DATASET:

:::::

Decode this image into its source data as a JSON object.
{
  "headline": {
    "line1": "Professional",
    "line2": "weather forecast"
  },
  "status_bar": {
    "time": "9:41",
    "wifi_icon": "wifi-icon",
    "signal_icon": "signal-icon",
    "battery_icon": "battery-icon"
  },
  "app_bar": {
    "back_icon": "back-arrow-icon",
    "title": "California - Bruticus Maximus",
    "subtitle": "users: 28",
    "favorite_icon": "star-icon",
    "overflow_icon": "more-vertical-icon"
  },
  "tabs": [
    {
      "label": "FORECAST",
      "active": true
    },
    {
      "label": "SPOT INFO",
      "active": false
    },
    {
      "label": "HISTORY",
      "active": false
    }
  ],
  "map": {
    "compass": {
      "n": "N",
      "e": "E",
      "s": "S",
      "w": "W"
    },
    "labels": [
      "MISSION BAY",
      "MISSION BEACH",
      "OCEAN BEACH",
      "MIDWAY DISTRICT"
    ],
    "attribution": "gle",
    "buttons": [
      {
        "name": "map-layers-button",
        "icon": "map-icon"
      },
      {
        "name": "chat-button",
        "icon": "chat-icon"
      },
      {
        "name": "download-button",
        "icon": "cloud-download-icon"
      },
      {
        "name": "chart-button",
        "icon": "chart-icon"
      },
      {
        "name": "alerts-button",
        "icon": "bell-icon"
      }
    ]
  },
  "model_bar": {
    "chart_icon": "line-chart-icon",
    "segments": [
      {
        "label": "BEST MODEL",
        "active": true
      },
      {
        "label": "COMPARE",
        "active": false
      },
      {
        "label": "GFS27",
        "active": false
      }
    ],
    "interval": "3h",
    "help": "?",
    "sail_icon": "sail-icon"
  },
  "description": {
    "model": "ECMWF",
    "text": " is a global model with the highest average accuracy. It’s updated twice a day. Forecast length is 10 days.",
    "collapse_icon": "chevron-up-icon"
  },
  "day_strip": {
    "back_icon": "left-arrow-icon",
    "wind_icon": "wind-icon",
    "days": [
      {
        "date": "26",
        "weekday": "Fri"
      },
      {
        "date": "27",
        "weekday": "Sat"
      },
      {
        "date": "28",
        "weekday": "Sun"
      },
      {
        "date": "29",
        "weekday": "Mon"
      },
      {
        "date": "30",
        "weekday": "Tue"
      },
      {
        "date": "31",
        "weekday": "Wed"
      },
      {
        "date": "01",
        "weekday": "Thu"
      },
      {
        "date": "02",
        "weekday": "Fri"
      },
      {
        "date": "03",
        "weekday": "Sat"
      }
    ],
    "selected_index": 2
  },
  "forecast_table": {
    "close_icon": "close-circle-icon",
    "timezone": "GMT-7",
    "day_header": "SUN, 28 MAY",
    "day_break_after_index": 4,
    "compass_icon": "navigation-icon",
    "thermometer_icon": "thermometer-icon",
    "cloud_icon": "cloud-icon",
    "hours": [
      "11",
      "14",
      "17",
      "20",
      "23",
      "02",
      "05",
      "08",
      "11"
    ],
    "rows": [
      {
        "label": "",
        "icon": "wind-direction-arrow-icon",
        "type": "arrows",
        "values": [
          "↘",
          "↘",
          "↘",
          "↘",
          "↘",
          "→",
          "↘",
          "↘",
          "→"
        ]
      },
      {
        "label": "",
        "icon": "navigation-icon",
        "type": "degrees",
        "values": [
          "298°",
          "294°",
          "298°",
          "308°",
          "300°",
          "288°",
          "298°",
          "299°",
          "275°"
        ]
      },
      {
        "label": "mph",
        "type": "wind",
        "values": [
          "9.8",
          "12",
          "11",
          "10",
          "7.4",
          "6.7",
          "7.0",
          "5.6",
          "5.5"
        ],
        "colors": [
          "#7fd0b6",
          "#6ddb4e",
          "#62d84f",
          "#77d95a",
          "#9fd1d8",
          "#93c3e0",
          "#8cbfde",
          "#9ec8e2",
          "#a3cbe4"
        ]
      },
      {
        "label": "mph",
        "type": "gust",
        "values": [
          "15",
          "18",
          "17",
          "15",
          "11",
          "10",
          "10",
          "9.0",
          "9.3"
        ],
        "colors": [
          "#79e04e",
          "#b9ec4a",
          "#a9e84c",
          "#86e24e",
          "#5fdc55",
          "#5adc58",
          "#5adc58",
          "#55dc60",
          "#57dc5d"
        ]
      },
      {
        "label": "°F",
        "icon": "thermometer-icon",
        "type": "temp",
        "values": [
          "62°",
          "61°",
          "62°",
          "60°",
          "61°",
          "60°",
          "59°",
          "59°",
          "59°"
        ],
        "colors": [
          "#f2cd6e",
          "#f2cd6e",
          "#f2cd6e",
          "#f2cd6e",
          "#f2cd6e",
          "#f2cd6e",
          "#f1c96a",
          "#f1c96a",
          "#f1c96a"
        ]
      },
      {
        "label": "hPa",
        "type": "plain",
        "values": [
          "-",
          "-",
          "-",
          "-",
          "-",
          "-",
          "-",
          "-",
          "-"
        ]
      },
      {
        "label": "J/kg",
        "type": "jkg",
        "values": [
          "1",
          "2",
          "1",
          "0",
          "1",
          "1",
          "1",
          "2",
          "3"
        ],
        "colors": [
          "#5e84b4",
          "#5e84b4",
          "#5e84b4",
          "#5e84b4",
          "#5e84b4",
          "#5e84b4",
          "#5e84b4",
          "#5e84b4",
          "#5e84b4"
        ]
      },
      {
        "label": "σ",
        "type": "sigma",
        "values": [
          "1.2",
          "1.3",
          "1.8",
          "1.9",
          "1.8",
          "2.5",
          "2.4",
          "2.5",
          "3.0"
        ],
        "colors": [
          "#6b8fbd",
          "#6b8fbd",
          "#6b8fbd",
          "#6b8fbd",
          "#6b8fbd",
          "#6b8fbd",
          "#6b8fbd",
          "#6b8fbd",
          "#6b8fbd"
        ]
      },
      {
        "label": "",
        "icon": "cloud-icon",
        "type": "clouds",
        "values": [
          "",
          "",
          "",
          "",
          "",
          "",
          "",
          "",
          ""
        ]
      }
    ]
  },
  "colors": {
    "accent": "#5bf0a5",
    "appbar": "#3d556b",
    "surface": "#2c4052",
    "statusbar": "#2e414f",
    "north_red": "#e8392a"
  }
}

:::::

DESCRIPTION OF THE TASK: Using the listing above, show every line that includes the string "wind".

ANSWER TO THE EXERCISE:
    "wind_icon": "wind-icon",
        "icon": "wind-direction-arrow-icon",
        "type": "wind",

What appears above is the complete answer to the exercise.